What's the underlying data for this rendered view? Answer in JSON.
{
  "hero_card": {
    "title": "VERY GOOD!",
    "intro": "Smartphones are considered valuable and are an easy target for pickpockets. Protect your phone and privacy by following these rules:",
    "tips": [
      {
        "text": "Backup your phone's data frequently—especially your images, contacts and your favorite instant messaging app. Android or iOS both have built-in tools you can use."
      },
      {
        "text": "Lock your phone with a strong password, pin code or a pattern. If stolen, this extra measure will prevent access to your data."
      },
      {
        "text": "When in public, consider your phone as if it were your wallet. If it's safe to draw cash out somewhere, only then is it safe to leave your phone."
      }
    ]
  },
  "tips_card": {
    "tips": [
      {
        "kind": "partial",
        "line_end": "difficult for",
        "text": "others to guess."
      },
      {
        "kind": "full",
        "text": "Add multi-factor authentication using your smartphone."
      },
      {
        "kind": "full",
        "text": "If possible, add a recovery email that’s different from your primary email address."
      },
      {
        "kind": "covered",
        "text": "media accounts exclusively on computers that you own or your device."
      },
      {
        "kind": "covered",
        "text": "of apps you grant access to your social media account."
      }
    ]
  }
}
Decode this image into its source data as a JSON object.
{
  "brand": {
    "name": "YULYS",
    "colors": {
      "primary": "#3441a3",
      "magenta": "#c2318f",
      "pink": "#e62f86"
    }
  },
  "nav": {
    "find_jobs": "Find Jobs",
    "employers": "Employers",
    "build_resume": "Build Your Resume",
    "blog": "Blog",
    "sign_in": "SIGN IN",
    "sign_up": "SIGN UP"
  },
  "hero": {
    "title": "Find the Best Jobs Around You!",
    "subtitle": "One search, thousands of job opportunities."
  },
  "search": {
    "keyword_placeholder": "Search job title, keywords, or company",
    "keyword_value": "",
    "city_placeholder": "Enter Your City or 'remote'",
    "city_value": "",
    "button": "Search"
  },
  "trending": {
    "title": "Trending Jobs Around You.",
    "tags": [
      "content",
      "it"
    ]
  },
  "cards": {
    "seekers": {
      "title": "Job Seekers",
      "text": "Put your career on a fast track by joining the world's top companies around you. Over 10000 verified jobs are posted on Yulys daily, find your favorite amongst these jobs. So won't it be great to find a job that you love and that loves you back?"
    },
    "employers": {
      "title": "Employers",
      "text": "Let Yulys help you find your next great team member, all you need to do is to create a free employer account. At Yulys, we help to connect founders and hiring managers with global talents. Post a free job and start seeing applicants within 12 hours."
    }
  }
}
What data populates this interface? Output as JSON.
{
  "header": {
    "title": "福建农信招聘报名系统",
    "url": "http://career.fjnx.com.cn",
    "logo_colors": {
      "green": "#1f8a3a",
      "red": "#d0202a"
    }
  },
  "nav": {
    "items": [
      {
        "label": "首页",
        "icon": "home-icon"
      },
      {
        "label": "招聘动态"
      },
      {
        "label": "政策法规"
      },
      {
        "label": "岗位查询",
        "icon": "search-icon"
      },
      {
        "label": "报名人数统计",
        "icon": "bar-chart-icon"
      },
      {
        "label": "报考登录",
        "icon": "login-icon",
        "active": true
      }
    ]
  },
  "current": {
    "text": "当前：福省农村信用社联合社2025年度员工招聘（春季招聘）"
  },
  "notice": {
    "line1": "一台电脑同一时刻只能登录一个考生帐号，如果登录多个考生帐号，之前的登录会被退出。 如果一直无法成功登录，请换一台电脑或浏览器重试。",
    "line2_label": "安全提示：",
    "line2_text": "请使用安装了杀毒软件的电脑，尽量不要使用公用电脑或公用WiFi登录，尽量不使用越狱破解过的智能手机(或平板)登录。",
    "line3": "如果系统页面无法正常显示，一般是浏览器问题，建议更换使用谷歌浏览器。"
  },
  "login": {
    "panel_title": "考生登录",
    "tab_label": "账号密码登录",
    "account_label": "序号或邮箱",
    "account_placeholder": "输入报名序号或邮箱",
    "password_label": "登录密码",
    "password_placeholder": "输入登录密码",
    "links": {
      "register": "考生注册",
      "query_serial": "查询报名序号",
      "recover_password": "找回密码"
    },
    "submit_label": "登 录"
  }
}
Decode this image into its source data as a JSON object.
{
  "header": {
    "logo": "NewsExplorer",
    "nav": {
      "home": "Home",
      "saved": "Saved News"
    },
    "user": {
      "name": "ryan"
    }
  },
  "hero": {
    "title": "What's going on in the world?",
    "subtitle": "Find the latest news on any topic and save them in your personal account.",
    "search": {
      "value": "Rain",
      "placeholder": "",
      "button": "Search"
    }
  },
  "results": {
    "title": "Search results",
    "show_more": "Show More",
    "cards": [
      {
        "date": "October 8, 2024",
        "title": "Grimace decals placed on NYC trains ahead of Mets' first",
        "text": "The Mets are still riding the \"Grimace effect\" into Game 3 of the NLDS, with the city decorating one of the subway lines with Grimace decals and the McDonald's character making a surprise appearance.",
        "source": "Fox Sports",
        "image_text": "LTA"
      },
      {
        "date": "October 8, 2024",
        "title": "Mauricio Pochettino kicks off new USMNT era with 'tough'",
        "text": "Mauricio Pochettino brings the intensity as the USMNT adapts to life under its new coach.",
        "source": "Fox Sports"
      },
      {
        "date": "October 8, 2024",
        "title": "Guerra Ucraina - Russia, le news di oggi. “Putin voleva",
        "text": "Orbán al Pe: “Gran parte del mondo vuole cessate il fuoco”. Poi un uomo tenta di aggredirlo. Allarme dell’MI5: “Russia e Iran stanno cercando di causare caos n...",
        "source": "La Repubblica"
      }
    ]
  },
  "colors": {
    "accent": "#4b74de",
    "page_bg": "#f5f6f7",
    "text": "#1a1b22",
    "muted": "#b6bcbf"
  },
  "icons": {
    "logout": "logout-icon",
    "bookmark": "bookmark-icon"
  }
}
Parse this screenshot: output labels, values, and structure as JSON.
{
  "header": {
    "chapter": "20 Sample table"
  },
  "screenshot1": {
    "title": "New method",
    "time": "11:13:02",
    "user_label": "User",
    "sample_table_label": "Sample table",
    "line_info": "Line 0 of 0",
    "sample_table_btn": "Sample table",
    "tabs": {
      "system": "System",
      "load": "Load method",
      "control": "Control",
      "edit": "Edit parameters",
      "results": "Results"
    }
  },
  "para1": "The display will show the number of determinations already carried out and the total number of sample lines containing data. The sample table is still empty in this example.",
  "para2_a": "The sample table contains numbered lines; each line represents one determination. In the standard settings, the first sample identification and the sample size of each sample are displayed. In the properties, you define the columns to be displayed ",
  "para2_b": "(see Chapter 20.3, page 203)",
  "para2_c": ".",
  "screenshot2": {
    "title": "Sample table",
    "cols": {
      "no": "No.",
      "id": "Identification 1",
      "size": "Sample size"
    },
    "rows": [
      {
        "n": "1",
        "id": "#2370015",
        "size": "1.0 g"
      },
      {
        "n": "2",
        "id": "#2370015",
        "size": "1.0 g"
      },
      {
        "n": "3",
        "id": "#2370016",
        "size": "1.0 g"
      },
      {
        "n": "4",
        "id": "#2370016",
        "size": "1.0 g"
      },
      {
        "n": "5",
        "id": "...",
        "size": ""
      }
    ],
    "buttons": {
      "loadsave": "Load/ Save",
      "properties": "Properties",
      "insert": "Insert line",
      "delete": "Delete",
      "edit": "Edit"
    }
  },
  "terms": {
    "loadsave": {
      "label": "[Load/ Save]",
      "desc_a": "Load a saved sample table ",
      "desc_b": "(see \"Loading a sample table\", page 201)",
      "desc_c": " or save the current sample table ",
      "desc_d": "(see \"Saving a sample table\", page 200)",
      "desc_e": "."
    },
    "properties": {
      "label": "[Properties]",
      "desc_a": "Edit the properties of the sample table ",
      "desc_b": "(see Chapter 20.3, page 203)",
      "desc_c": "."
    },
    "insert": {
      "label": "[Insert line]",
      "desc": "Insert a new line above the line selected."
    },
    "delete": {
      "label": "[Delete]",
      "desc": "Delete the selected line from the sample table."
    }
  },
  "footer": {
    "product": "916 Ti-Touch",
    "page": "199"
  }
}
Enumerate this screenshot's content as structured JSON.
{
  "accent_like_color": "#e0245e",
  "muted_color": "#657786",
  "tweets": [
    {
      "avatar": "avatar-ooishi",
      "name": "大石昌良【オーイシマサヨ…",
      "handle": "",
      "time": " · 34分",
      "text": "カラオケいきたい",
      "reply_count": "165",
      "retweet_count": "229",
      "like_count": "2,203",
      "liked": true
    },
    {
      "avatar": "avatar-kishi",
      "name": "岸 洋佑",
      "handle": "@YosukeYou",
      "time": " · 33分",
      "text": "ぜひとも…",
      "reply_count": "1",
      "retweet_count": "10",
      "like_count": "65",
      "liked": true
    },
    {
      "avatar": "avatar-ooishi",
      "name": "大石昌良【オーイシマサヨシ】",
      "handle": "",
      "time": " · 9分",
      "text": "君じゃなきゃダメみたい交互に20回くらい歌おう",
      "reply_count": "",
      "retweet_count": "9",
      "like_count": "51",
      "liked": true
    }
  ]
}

▶ [Task to complete]
Display every line of the listing that contains the string "first".

▶ [Answer]
        "title": "Grimace decals placed on NYC trains ahead of Mets' first",
  "para2_a": "The sample table contains numbered lines; each line represents one determination. In the standard settings, the first sample identification and the sample size of each sample are displayed. In the properties, you define the columns to be displayed ",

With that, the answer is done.